== Materials provided ==

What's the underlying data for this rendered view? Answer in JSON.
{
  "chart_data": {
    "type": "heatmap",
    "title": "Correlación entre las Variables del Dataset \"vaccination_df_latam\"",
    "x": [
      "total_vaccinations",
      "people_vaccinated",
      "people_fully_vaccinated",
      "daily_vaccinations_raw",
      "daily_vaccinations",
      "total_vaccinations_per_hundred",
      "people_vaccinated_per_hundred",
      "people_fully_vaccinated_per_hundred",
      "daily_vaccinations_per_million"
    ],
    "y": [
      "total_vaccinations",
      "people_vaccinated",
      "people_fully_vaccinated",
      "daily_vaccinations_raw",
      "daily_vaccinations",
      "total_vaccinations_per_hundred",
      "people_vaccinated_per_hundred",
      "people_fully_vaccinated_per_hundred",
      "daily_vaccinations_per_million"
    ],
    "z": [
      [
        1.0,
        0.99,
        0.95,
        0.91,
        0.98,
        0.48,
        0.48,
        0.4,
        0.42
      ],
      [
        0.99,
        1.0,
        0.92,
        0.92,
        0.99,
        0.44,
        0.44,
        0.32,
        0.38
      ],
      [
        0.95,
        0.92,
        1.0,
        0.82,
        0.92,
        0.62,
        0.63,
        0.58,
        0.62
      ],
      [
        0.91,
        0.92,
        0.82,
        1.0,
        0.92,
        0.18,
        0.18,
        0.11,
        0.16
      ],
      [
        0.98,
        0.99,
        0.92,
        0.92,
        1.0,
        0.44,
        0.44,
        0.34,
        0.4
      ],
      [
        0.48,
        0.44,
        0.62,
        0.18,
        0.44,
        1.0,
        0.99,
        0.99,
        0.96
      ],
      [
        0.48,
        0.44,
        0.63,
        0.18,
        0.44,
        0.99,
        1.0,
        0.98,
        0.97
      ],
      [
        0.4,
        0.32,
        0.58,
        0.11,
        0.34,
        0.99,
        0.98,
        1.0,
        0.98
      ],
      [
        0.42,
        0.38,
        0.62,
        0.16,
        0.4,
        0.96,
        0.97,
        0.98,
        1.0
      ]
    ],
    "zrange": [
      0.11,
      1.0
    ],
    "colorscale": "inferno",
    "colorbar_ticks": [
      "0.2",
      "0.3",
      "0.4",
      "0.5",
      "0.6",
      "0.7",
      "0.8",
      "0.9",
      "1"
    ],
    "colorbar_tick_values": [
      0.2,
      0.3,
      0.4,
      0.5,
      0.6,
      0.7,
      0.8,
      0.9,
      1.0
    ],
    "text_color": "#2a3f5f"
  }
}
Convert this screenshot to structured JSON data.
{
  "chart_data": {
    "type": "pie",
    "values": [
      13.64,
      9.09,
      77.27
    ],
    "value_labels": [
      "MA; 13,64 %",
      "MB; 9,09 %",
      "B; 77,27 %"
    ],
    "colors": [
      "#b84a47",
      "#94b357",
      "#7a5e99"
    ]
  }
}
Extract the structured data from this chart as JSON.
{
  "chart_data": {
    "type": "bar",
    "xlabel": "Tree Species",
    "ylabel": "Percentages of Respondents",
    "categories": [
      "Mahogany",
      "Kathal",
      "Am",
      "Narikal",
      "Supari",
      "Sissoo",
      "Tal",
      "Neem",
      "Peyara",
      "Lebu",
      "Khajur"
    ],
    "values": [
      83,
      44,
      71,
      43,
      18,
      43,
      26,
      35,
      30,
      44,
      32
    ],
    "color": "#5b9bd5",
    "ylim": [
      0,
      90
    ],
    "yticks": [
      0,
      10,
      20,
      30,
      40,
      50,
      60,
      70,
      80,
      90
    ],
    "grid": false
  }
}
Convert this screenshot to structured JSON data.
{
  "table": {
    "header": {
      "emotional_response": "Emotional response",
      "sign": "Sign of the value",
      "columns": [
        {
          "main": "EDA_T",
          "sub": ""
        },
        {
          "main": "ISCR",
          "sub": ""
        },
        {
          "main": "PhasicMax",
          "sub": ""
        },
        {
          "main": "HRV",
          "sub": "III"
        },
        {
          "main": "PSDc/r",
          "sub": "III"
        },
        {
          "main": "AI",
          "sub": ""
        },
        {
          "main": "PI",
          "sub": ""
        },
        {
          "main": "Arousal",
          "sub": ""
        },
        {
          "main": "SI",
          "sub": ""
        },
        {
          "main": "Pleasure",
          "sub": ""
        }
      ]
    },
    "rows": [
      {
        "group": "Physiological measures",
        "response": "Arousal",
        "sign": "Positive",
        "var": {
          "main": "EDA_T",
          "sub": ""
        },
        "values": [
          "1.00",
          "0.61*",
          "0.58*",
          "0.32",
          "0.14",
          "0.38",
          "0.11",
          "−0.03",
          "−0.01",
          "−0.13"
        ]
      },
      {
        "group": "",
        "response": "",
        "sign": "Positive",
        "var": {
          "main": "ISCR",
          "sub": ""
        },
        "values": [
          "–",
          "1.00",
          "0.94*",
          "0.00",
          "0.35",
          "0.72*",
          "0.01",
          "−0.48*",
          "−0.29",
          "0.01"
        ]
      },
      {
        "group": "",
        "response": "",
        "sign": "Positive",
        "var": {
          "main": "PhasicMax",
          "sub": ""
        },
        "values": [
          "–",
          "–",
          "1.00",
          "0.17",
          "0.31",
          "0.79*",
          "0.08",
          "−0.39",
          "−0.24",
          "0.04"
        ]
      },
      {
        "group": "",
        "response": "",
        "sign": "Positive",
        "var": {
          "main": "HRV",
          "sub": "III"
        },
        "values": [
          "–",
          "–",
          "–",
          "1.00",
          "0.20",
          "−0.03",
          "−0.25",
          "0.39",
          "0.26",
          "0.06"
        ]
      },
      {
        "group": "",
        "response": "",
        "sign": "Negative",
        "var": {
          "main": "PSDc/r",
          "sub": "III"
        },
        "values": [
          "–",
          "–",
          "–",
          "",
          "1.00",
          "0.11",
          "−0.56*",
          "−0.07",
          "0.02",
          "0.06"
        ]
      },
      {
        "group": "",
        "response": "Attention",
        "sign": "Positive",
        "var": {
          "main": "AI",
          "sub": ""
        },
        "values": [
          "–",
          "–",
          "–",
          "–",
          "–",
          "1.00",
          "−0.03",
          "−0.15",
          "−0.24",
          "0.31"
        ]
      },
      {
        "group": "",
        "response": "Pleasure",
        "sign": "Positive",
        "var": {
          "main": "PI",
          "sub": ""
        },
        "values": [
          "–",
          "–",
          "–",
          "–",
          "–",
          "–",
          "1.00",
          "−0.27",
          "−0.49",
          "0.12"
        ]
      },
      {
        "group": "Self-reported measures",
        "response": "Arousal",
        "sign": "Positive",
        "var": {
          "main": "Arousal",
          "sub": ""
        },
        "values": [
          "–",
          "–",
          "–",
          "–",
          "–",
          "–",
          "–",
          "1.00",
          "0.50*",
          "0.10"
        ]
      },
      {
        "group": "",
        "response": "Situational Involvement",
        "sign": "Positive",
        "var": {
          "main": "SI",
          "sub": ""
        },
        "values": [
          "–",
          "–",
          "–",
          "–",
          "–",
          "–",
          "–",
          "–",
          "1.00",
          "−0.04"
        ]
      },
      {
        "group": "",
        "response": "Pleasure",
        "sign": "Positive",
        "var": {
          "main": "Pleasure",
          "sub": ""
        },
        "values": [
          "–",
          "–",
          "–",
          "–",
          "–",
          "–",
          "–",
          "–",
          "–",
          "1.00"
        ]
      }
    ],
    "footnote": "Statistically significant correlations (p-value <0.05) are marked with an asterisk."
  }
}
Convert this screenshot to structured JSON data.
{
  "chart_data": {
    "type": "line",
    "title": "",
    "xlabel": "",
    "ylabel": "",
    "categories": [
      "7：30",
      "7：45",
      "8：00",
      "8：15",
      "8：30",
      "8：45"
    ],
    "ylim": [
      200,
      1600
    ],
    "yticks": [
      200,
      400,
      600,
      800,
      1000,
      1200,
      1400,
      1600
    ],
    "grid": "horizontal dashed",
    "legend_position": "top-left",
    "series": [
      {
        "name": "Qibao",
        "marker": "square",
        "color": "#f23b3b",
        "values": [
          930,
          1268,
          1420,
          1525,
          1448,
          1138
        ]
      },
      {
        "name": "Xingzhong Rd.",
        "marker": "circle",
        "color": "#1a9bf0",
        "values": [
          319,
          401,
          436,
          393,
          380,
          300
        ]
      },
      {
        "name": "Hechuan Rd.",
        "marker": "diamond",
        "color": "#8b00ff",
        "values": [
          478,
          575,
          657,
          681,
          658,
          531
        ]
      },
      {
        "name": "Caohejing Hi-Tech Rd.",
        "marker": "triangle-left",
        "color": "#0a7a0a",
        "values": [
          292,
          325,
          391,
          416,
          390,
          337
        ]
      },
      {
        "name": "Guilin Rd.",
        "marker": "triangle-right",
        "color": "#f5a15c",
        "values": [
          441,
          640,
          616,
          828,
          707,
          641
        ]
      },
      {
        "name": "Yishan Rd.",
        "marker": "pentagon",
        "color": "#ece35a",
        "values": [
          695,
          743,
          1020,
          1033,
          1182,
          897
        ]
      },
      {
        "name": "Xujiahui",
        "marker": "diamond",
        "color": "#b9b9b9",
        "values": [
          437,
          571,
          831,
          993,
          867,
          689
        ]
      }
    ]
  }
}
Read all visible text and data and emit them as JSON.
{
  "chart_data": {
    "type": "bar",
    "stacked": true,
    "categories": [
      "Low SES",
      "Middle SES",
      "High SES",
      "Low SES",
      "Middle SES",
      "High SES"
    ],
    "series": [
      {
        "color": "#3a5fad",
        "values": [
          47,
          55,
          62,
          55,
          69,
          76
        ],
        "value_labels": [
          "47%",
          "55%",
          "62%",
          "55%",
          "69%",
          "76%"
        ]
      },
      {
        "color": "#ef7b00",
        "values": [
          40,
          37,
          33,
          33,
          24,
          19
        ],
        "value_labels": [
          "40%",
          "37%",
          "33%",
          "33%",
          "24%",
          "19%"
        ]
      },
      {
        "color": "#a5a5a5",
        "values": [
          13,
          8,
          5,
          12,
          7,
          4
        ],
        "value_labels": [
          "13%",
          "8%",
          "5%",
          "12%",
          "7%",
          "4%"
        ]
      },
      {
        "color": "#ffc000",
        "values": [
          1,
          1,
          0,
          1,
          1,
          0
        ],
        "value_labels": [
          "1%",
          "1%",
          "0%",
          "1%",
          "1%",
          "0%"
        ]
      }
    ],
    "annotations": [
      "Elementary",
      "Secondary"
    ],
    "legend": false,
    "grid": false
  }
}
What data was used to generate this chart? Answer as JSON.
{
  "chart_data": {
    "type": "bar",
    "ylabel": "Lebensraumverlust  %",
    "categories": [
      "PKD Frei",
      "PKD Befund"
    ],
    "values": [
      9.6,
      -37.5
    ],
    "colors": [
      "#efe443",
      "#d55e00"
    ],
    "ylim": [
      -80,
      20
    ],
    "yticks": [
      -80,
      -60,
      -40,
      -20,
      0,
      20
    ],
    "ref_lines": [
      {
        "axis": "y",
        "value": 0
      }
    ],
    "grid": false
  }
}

===

* _To do_
Out of the material above, gather each line where "name" appears.

* _Correct result_
        "name": "Qibao",
        "name": "Xingzhong Rd.",
        "name": "Hechuan Rd.",
        "name": "Caohejing Hi-Tech Rd.",
        "name": "Guilin Rd.",
        "name": "Yishan Rd.",
        "name": "Xujiahui",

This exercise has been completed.